Aim: Repeat each record below exactly as given.

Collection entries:
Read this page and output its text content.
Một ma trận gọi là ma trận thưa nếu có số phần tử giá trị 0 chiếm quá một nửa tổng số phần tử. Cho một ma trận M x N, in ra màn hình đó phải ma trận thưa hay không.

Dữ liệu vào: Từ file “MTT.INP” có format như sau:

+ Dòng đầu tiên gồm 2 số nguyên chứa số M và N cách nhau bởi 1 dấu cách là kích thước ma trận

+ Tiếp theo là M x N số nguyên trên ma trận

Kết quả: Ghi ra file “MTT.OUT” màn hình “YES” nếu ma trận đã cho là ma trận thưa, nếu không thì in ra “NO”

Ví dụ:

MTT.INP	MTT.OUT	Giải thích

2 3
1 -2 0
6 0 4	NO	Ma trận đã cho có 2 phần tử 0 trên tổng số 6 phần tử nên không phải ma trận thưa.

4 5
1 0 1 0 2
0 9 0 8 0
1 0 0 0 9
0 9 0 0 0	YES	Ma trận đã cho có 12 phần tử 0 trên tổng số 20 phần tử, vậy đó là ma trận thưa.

Reply to the exercise:
Read this page and output its text content.
Một ma trận gọi là ma trận thưa nếu có số phần tử giá trị 0 chiếm quá một nửa tổng số phần tử. Cho một ma trận M x N, in ra màn hình đó phải ma trận thưa hay không.

Dữ liệu vào: Từ file “MTT.INP” có format như sau:

+ Dòng đầu tiên gồm 2 số nguyên chứa số M và N cách nhau bởi 1 dấu cách là kích thước ma trận

+ Tiếp theo là M x N số nguyên trên ma trận

Kết quả: Ghi ra file “MTT.OUT” màn hình “YES” nếu ma trận đã cho là ma trận thưa, nếu không thì in ra “NO”

Ví dụ:

MTT.INP	MTT.OUT	Giải thích

2 3
1 -2 0
6 0 4	NO	Ma trận đã cho có 2 phần tử 0 trên tổng số 6 phần tử nên không phải ma trận thưa.

4 5
1 0 1 0 2
0 9 0 8 0
1 0 0 0 9
0 9 0 0 0	YES	Ma trận đã cho có 12 phần tử 0 trên tổng số 20 phần tử, vậy đó là ma trận thưa.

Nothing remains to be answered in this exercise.